* TASKS TO CARRY OUT:
**A)** Translate this sentence from the Platynereis protocol into Spanish: "Based on the results obtained, choose concentration with the greatest regeneration defects and the lowest toxicity."
**B)** Please reproduce the stretch of the Platynereis protocol from "On day 5, repeat" through "(see Note 48).", without changing a character.

* GIVEN TEXT:
EdU Labeling. Confocal image of the posterior part of a stage 3 worm (3 dpa) incubated in 5 μM EdU for 1 h before fixation. Hoechst counterstaining has been performed and allows to visualize all nuclei (in blue). EdU labeling is shown in red. Amputation plane is represented by yellow dotted lines. Anterior is up

3.5 Pharmacological Treatments for Functional Studies During Platynereis Regeneration

Performing functional studies during postembryonic developments used to be challenging for many organisms in which genetic tools are not easily or fully mastered. One way to alter or modify various molecular signaling pathways or cellular mechanisms is to soak regenerating animals in specific pharmacological inhibitors or activators (see Notes 38 and 39). An initial and crucial step consists in defining the efficient concentration that induces defects in the regeneration process (e.g., morphological abnormalities) and/or in its timing, without (or with minimal) toxic effects (i.e., with a minimal number of dead or autotomized animals (see Note 40)).

1. 1.

   Define three to four different inhibitor/activator concentrations to be tested (see Note 41).

2. 2.

   Prepare fresh inhibitor/activator solutions and control solution (see Note 42).

3. 3.

   Define your negative control condition (see Note 43).

4. 4.

   Follow the aforementioned procedure for worm amputations (Subheading 3.2, steps 1 to 6).

5. 5.

   Place amputated worms in 12-wells plates, one worm per well filled with 2 mL of solution.

6. 6.

   Use at least 12 worms per concentrations and 12 worms as controls.

7. 7.

   Incubate the worms for 24 h.

8. 8.

   Remove the solution from each well.

9. 9.

   Add 2 mL of 7.5% MgCl₂ per well.

10. 10.

    Observe individually each worm under a dissecting scope.

11. 11.

    Record their regeneration score according to the regeneration stage that has been reached (stages 1–5) following the procedure describe previously (Subheading 3.2, steps 9 to 13) (see Notes 44 and 45).

12. 12.

    Remove the 7.5% MgCl₂ solution in each well.

13. 13.

    Add 2 mL of fresh inhibitor / activator / control solution.

14. 14.

    Repeat steps 7 to 12 for 3 more days (see Note 46).

15. 15.

    On day 5, repeat steps 7 to 10 and discard worms.

16. 16.

    Based on the results obtained, choose concentration with the greatest regeneration defects and the lowest toxicity.

17. 17.

    Following the aforementioned procedure of pharmacological treatment and scoring (steps 2 to 14), repeat at least twice the regeneration experiment with the selected concentration using at least 24 worms per experiment (see Note 47).

18. 18.

    Perform statistical analysis of the obtained data (see Note 48).

* Lines drawn from a dataset:
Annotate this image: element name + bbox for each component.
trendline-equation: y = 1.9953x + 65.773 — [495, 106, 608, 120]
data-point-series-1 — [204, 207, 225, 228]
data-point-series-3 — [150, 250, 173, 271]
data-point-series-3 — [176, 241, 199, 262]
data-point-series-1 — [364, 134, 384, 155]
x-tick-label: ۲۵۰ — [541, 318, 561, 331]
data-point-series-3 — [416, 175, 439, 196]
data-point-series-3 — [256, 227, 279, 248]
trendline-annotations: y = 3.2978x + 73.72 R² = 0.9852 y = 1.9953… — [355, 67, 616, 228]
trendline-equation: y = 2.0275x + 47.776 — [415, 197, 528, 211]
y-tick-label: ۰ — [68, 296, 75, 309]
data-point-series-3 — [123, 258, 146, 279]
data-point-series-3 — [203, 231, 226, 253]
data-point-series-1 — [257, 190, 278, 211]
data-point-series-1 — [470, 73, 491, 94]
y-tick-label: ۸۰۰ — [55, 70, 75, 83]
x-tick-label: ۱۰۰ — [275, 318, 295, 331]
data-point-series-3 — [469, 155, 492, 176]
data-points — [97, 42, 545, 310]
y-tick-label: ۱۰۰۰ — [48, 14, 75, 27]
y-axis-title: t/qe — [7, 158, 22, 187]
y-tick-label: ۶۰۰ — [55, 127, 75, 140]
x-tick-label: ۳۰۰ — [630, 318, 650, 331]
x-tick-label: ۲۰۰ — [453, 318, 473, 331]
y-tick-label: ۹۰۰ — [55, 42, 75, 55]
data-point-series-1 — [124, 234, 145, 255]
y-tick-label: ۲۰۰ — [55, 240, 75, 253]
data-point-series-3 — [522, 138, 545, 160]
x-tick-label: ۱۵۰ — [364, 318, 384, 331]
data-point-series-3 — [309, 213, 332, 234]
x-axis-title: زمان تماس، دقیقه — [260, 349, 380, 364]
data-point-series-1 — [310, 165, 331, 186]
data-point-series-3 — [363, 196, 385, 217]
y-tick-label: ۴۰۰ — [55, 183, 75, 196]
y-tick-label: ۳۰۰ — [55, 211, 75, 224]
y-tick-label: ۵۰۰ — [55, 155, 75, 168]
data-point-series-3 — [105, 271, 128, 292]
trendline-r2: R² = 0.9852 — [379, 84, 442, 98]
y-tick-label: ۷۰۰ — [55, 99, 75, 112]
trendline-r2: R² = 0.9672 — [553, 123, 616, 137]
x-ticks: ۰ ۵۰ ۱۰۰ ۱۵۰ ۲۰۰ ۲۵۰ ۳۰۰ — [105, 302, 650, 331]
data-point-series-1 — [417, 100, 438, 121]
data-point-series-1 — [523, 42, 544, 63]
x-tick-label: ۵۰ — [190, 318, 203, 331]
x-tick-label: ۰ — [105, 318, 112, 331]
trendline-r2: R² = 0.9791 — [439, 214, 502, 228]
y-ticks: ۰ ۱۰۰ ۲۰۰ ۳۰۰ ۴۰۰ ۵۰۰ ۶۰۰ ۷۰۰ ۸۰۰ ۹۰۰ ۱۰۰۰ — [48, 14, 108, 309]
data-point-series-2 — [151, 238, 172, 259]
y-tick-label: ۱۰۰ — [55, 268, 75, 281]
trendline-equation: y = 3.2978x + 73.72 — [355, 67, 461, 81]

* ANSWERS PER TASK:
**A)** Con base en los resultados obtenidos, elija la concentración con los mayores defectos de regeneración y la menor toxicidad.

**B)**
On day 5, repeat steps 7 to 10 and discard worms.

16. 16.

    Based on the results obtained, choose concentration with the greatest regeneration defects and the lowest toxicity.

17. 17.

    Following the aforementioned procedure of pharmacological treatment and scoring (steps 2 to 14), repeat at least twice the regeneration experiment with the selected concentration using at least 24 worms per experiment (see Note 47).

18. 18.

    Perform statistical analysis of the obtained data (see Note 48).